◆ Set task ◆
Keep only the lines where "type" appears.

◆ Provided records ◆

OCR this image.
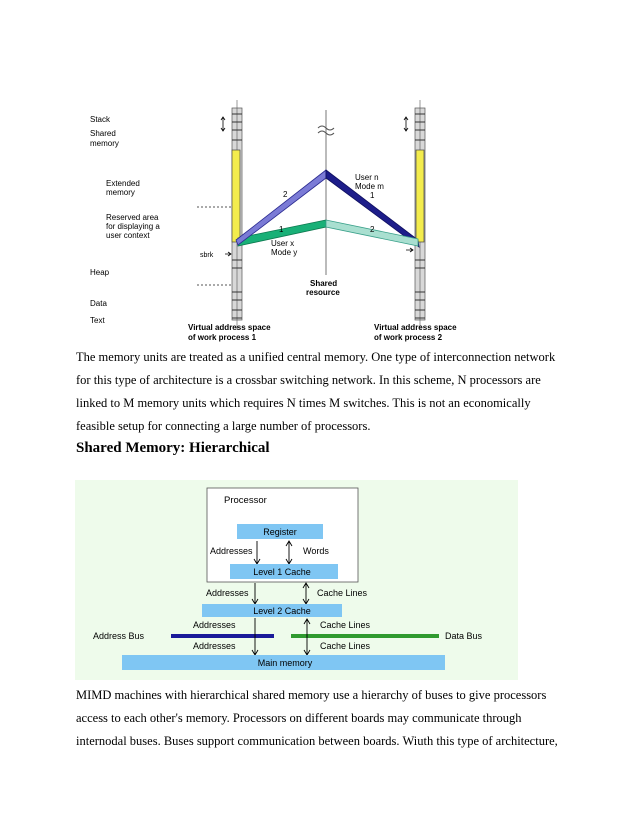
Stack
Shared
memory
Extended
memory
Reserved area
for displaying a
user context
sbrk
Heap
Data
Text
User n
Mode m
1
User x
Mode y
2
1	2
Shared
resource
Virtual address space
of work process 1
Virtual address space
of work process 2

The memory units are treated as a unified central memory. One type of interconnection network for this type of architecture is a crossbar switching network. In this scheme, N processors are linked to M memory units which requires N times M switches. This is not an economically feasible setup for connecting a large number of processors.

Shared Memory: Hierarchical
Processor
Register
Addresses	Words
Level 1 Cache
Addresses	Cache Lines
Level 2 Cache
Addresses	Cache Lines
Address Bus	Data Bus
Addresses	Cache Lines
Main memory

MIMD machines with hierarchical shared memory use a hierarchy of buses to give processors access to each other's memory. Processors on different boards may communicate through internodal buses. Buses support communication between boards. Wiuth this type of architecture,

* * *

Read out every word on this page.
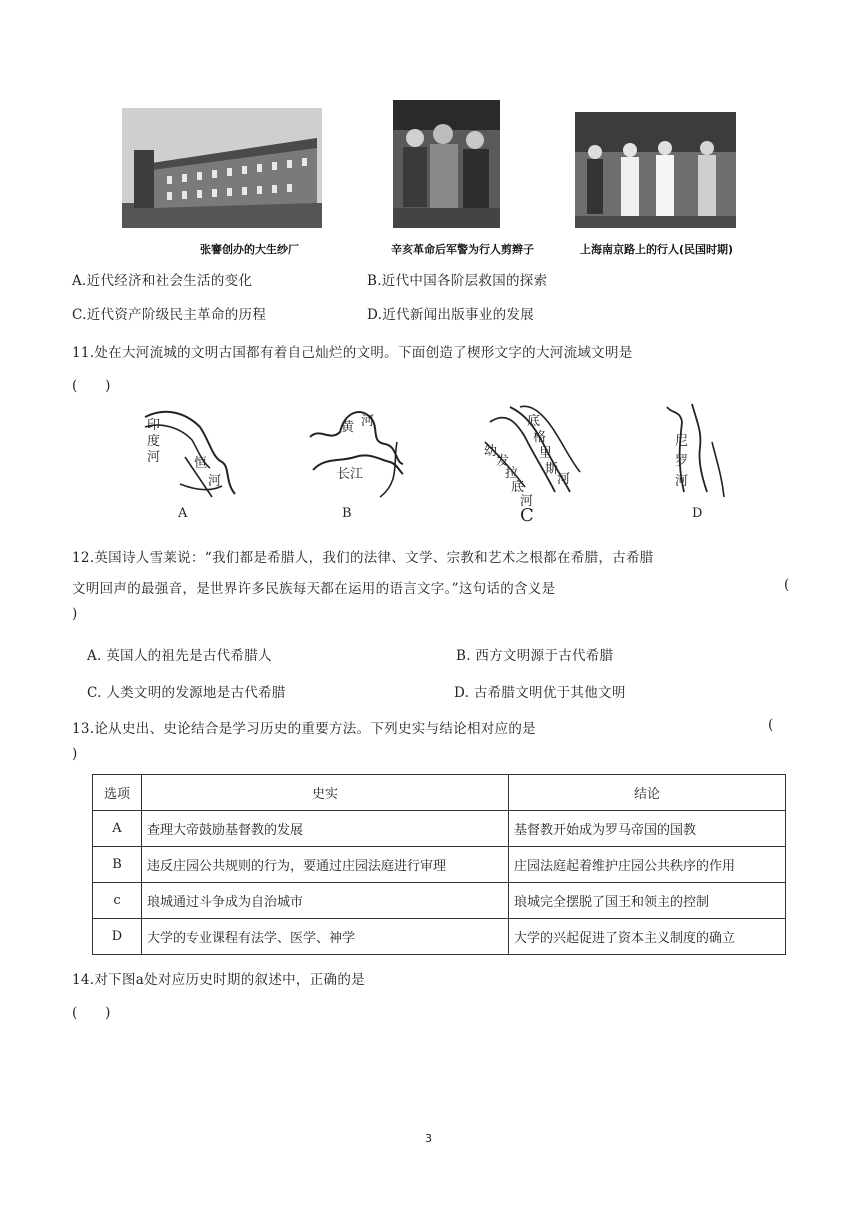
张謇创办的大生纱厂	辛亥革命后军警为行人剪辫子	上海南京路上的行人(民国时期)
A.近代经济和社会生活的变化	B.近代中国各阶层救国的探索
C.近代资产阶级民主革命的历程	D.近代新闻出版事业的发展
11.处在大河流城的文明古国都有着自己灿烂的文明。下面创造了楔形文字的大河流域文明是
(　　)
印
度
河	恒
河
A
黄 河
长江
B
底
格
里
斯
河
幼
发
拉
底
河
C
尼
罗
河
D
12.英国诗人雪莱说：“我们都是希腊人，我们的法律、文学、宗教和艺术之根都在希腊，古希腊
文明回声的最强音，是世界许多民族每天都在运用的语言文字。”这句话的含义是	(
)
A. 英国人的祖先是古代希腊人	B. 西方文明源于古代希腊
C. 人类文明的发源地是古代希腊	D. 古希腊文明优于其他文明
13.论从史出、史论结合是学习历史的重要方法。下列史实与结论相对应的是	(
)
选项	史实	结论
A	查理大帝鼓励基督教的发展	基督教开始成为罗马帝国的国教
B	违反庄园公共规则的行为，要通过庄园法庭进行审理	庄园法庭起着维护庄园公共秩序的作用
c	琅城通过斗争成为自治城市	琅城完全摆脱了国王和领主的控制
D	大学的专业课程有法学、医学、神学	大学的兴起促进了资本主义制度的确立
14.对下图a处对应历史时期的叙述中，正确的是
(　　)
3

◆ Output for this task ◆
The memory units are treated as a unified central memory. One type of interconnection network for this type of architecture is a crossbar switching network. In this scheme, N processors are linked to M memory units which requires N times M switches. This is not an economically feasible setup for connecting a large number of processors.
MIMD machines with hierarchical shared memory use a hierarchy of buses to give processors access to each other's memory. Processors on different boards may communicate through internodal buses. Buses support communication between boards. Wiuth this type of architecture,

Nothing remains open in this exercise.